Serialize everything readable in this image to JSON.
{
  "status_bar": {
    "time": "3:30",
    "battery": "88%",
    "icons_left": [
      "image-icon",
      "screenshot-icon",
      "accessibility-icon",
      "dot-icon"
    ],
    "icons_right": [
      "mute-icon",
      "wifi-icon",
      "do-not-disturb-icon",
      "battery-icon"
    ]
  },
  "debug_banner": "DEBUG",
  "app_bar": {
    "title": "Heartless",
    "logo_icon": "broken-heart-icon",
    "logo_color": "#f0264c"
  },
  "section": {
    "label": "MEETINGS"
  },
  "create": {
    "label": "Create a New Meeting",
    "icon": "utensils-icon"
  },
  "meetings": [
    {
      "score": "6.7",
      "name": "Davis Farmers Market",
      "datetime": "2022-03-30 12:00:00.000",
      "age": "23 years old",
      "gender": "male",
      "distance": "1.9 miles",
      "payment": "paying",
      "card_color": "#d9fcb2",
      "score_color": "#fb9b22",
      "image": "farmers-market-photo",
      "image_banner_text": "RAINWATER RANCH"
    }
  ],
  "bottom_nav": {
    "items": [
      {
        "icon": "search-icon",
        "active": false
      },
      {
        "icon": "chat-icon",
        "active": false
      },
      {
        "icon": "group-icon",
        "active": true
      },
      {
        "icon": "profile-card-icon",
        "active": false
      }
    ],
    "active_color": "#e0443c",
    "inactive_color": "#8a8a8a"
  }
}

● ● ● ● ● ● ●

* [OBJECTIVE]
Transcribe all the entries, keeping each one exactly as it is.

* [PROBLEM SOLUTION]
Serialize everything readable in this image to JSON.
{
  "status_bar": {
    "time": "3:30",
    "battery": "88%",
    "icons_left": [
      "image-icon",
      "screenshot-icon",
      "accessibility-icon",
      "dot-icon"
    ],
    "icons_right": [
      "mute-icon",
      "wifi-icon",
      "do-not-disturb-icon",
      "battery-icon"
    ]
  },
  "debug_banner": "DEBUG",
  "app_bar": {
    "title": "Heartless",
    "logo_icon": "broken-heart-icon",
    "logo_color": "#f0264c"
  },
  "section": {
    "label": "MEETINGS"
  },
  "create": {
    "label": "Create a New Meeting",
    "icon": "utensils-icon"
  },
  "meetings": [
    {
      "score": "6.7",
      "name": "Davis Farmers Market",
      "datetime": "2022-03-30 12:00:00.000",
      "age": "23 years old",
      "gender": "male",
      "distance": "1.9 miles",
      "payment": "paying",
      "card_color": "#d9fcb2",
      "score_color": "#fb9b22",
      "image": "farmers-market-photo",
      "image_banner_text": "RAINWATER RANCH"
    }
  ],
  "bottom_nav": {
    "items": [
      {
        "icon": "search-icon",
        "active": false
      },
      {
        "icon": "chat-icon",
        "active": false
      },
      {
        "icon": "group-icon",
        "active": true
      },
      {
        "icon": "profile-card-icon",
        "active": false
      }
    ],
    "active_color": "#e0443c",
    "inactive_color": "#8a8a8a"
  }
}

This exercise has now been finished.